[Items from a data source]
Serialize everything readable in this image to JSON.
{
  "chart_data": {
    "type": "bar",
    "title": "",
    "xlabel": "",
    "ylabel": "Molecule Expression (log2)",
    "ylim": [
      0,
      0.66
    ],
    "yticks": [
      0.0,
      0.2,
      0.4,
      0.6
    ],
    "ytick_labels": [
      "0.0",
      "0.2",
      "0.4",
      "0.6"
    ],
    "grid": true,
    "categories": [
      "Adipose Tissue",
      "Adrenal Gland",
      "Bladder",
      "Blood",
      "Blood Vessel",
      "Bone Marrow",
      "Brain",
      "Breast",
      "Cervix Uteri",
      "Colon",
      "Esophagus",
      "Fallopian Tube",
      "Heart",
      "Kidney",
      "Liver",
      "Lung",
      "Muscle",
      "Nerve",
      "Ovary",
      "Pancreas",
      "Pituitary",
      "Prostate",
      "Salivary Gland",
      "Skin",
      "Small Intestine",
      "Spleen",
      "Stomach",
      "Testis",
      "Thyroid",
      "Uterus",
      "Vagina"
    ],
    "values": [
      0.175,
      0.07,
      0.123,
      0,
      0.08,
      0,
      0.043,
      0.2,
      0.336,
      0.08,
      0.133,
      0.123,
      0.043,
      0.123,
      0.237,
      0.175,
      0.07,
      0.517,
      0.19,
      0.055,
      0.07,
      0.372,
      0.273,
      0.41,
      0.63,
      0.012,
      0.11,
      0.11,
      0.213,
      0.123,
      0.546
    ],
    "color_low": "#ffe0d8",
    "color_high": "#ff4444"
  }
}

* **What is expected**
Reproduce the material precisely, including every line.

* **Result below**
Serialize everything readable in this image to JSON.
{
  "chart_data": {
    "type": "bar",
    "title": "",
    "xlabel": "",
    "ylabel": "Molecule Expression (log2)",
    "ylim": [
      0,
      0.66
    ],
    "yticks": [
      0.0,
      0.2,
      0.4,
      0.6
    ],
    "ytick_labels": [
      "0.0",
      "0.2",
      "0.4",
      "0.6"
    ],
    "grid": true,
    "categories": [
      "Adipose Tissue",
      "Adrenal Gland",
      "Bladder",
      "Blood",
      "Blood Vessel",
      "Bone Marrow",
      "Brain",
      "Breast",
      "Cervix Uteri",
      "Colon",
      "Esophagus",
      "Fallopian Tube",
      "Heart",
      "Kidney",
      "Liver",
      "Lung",
      "Muscle",
      "Nerve",
      "Ovary",
      "Pancreas",
      "Pituitary",
      "Prostate",
      "Salivary Gland",
      "Skin",
      "Small Intestine",
      "Spleen",
      "Stomach",
      "Testis",
      "Thyroid",
      "Uterus",
      "Vagina"
    ],
    "values": [
      0.175,
      0.07,
      0.123,
      0,
      0.08,
      0,
      0.043,
      0.2,
      0.336,
      0.08,
      0.133,
      0.123,
      0.043,
      0.123,
      0.237,
      0.175,
      0.07,
      0.517,
      0.19,
      0.055,
      0.07,
      0.372,
      0.273,
      0.41,
      0.63,
      0.012,
      0.11,
      0.11,
      0.213,
      0.123,
      0.546
    ],
    "color_low": "#ffe0d8",
    "color_high": "#ff4444"
  }
}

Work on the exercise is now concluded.